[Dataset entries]
——————————
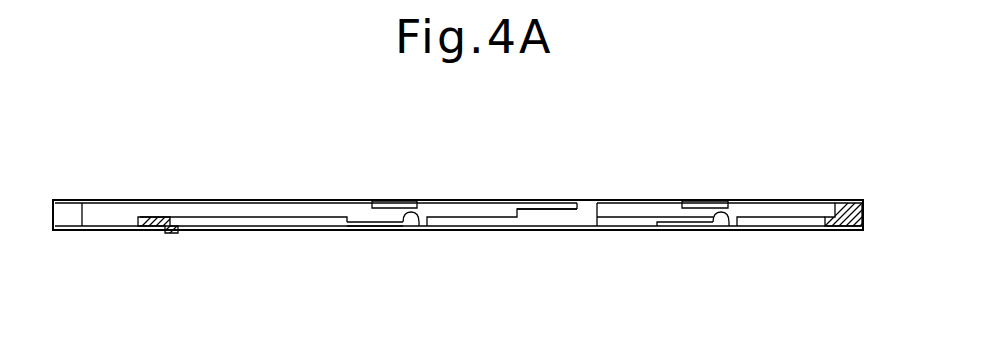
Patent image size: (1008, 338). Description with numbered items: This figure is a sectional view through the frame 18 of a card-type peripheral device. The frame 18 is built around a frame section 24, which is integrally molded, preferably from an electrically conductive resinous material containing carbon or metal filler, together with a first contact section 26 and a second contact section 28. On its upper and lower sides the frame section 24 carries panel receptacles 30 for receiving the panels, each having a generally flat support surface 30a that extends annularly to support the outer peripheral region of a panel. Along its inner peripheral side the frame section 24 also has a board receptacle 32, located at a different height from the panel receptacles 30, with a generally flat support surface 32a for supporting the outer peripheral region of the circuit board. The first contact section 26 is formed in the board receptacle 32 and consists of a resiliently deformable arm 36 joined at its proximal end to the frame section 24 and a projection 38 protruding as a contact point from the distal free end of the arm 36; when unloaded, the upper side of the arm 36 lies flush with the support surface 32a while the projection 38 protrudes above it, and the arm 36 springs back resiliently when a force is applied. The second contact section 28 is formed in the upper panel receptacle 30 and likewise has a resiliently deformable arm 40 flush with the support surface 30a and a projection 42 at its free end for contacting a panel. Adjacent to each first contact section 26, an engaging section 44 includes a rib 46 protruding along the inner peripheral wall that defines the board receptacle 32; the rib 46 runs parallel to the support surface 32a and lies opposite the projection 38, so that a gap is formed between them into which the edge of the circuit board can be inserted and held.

The frame 18 is at (331, 136).
The frame section 24 is at (224, 200).
The first contact section 26 is at (384, 228).
The second contact section 28 is at (550, 210).
The panel receptacle 30 is at (477, 200).
The support surface 30a is at (625, 200).
The board receptacle 32 is at (780, 200).
The support surface 32a is at (280, 200).
The resiliently deformable arm 36 is at (360, 228).
The projection 38 is at (413, 228).
The resiliently deformable arm 40 is at (541, 200).
The projection 42 is at (573, 200).
The engaging section 44 is at (388, 200).
The rib 46 is at (406, 208).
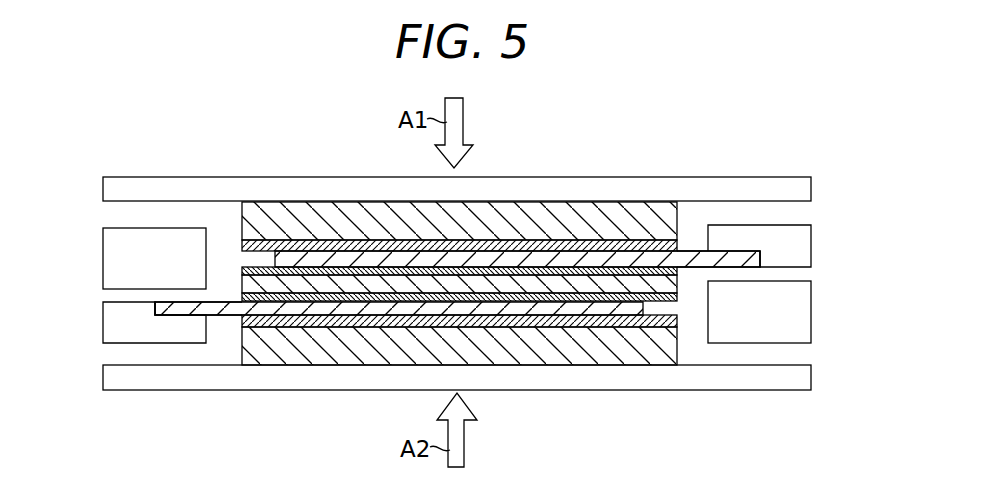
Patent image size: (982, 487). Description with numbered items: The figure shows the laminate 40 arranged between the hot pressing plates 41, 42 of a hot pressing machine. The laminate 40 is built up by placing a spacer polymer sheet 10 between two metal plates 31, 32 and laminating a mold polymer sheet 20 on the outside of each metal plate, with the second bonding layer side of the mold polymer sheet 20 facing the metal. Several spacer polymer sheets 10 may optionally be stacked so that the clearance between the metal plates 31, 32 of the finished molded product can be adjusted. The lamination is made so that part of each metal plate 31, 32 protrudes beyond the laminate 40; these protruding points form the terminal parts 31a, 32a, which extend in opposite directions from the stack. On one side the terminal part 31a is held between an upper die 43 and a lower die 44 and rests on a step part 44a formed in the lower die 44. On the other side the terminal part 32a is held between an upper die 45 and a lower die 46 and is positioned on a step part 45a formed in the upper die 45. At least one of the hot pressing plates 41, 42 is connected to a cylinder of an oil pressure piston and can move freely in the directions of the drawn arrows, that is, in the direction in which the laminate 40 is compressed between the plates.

The spacer polymer sheet 10 is at (471, 287).
The mold polymer sheet 20 is at (678, 213).
The metal plate 31 is at (333, 307).
The terminal part 31a is at (173, 302).
The metal plate 32 is at (607, 258).
The terminal part 32a is at (723, 268).
The laminate 40 is at (457, 288).
The hot pressing plate 41 is at (547, 177).
The hot pressing plate 42 is at (550, 378).
The upper die 43 is at (120, 257).
The lower die 44 is at (120, 325).
The step part 44a is at (192, 315).
The upper die 45 is at (796, 243).
The step part 45a is at (760, 256).
The lower die 46 is at (796, 309).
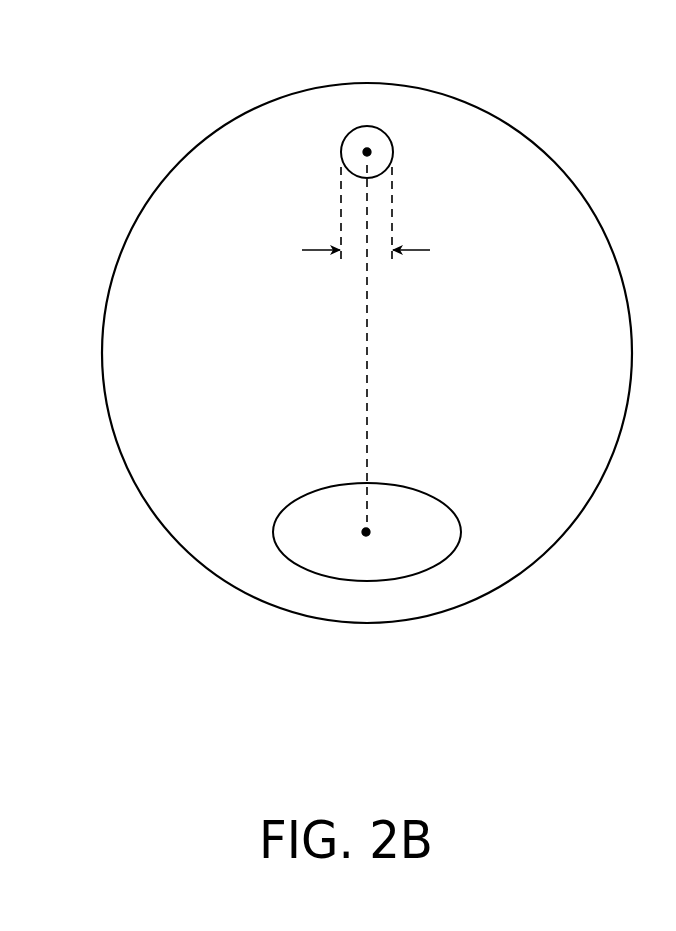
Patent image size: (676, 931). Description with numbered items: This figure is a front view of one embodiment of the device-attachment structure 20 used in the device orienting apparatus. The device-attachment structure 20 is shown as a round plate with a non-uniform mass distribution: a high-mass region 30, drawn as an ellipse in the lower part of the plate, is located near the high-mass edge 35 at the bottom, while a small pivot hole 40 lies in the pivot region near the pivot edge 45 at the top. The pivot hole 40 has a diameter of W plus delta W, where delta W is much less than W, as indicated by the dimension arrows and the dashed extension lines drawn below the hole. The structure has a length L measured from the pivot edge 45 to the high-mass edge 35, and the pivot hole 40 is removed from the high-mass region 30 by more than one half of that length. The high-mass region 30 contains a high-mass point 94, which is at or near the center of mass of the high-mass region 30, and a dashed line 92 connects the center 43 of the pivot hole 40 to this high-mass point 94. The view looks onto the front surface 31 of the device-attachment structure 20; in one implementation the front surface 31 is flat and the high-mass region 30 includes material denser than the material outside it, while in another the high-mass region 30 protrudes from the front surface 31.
——————————
» Task prompt
Retype every line of the records above with no alterations, leaving out the pictures.

» Response to the task
Patent image size: (1008, 338). Description with numbered items: This figure is a sectional view through the frame 18 of a card-type peripheral device. The frame 18 is built around a frame section 24, which is integrally molded, preferably from an electrically conductive resinous material containing carbon or metal filler, together with a first contact section 26 and a second contact section 28. On its upper and lower sides the frame section 24 carries panel receptacles 30 for receiving the panels, each having a generally flat support surface 30a that extends annularly to support the outer peripheral region of a panel. Along its inner peripheral side the frame section 24 also has a board receptacle 32, located at a different height from the panel receptacles 30, with a generally flat support surface 32a for supporting the outer peripheral region of the circuit board. The first contact section 26 is formed in the board receptacle 32 and consists of a resiliently deformable arm 36 joined at its proximal end to the frame section 24 and a projection 38 protruding as a contact point from the distal free end of the arm 36; when unloaded, the upper side of the arm 36 lies flush with the support surface 32a while the projection 38 protrudes above it, and the arm 36 springs back resiliently when a force is applied. The second contact section 28 is formed in the upper panel receptacle 30 and likewise has a resiliently deformable arm 40 flush with the support surface 30a and a projection 42 at its free end for contacting a panel. Adjacent to each first contact section 26, an engaging section 44 includes a rib 46 protruding along the inner peripheral wall that defines the board receptacle 32; the rib 46 runs parallel to the support surface 32a and lies opposite the projection 38, so that a gap is formed between them into which the edge of the circuit board can be inserted and held.

The frame 18 is at (331, 136).
The frame section 24 is at (224, 200).
The first contact section 26 is at (384, 228).
The second contact section 28 is at (550, 210).
The panel receptacle 30 is at (477, 200).
The support surface 30a is at (625, 200).
The board receptacle 32 is at (780, 200).
The support surface 32a is at (280, 200).
The resiliently deformable arm 36 is at (360, 228).
The projection 38 is at (413, 228).
The resiliently deformable arm 40 is at (541, 200).
The projection 42 is at (573, 200).
The engaging section 44 is at (388, 200).
The rib 46 is at (406, 208).
Patent image size: (982, 487). Description with numbered items: The figure shows the laminate 40 arranged between the hot pressing plates 41, 42 of a hot pressing machine. The laminate 40 is built up by placing a spacer polymer sheet 10 between two metal plates 31, 32 and laminating a mold polymer sheet 20 on the outside of each metal plate, with the second bonding layer side of the mold polymer sheet 20 facing the metal. Several spacer polymer sheets 10 may optionally be stacked so that the clearance between the metal plates 31, 32 of the finished molded product can be adjusted. The lamination is made so that part of each metal plate 31, 32 protrudes beyond the laminate 40; these protruding points form the terminal parts 31a, 32a, which extend in opposite directions from the stack. On one side the terminal part 31a is held between an upper die 43 and a lower die 44 and rests on a step part 44a formed in the lower die 44. On the other side the terminal part 32a is held between an upper die 45 and a lower die 46 and is positioned on a step part 45a formed in the upper die 45. At least one of the hot pressing plates 41, 42 is connected to a cylinder of an oil pressure piston and can move freely in the directions of the drawn arrows, that is, in the direction in which the laminate 40 is compressed between the plates.

The spacer polymer sheet 10 is at (471, 287).
The mold polymer sheet 20 is at (678, 213).
The metal plate 31 is at (333, 307).
The terminal part 31a is at (173, 302).
The metal plate 32 is at (607, 258).
The terminal part 32a is at (723, 268).
The laminate 40 is at (457, 288).
The hot pressing plate 41 is at (547, 177).
The hot pressing plate 42 is at (550, 378).
The upper die 43 is at (120, 257).
The lower die 44 is at (120, 325).
The step part 44a is at (192, 315).
The upper die 45 is at (796, 243).
The step part 45a is at (760, 256).
The lower die 46 is at (796, 309).
Patent image size: (676, 931). Description with numbered items: This figure is a front view of one embodiment of the device-attachment structure 20 used in the device orienting apparatus. The device-attachment structure 20 is shown as a round plate with a non-uniform mass distribution: a high-mass region 30, drawn as an ellipse in the lower part of the plate, is located near the high-mass edge 35 at the bottom, while a small pivot hole 40 lies in the pivot region near the pivot edge 45 at the top. The pivot hole 40 has a diameter of W plus delta W, where delta W is much less than W, as indicated by the dimension arrows and the dashed extension lines drawn below the hole. The structure has a length L measured from the pivot edge 45 to the high-mass edge 35, and the pivot hole 40 is removed from the high-mass region 30 by more than one half of that length. The high-mass region 30 contains a high-mass point 94, which is at or near the center of mass of the high-mass region 30, and a dashed line 92 connects the center 43 of the pivot hole 40 to this high-mass point 94. The view looks onto the front surface 31 of the device-attachment structure 20; in one implementation the front surface 31 is flat and the high-mass region 30 includes material denser than the material outside it, while in another the high-mass region 30 protrudes from the front surface 31.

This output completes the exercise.